Identify the lines holding "name" and copy them.
++++
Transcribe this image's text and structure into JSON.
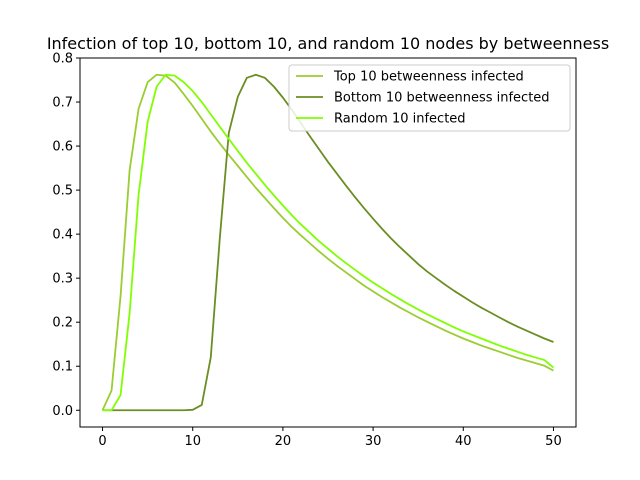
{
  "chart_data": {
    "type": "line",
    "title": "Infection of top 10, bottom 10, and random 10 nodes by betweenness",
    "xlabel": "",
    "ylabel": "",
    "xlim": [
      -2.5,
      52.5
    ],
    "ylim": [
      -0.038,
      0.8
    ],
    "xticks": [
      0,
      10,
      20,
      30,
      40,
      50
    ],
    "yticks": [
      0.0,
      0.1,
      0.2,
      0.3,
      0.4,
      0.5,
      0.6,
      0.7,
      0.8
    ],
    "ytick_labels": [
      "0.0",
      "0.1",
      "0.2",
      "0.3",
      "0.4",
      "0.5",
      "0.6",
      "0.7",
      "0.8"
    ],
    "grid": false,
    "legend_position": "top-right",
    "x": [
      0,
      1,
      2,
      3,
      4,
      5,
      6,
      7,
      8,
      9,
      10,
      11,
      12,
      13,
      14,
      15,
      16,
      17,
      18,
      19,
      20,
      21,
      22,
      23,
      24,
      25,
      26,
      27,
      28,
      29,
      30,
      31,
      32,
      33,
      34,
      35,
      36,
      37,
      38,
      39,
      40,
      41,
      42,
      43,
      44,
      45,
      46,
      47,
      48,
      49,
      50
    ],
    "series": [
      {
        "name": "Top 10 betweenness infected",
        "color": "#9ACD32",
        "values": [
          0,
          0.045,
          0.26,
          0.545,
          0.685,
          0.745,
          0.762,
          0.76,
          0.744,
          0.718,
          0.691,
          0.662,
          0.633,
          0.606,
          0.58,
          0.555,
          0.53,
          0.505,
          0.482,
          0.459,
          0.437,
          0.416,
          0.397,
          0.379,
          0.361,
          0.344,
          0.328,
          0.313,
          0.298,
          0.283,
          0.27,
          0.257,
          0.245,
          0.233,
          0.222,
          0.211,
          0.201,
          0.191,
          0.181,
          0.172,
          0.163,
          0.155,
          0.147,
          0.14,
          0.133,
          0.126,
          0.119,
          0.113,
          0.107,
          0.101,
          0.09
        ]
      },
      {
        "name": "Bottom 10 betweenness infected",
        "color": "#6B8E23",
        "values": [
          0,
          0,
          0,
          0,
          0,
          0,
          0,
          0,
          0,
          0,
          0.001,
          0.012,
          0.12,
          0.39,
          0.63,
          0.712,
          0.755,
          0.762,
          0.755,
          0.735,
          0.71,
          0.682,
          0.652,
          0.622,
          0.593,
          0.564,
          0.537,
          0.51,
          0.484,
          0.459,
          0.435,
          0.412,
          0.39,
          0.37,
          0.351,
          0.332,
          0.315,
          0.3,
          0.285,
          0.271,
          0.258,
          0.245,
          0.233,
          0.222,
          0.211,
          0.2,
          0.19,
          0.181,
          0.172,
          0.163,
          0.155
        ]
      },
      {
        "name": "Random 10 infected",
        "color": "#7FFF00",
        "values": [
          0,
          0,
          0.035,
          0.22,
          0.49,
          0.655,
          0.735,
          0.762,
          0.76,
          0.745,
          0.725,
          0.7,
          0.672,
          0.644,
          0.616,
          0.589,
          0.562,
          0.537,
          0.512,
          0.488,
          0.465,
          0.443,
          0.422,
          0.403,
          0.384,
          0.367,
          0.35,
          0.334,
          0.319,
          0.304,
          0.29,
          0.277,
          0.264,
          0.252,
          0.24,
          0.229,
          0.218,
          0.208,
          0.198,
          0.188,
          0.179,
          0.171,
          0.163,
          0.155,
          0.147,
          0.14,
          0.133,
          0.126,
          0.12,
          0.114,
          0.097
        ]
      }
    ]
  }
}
++++
Answer:
        "name": "Top 10 betweenness infected",
        "name": "Bottom 10 betweenness infected",
        "name": "Random 10 infected",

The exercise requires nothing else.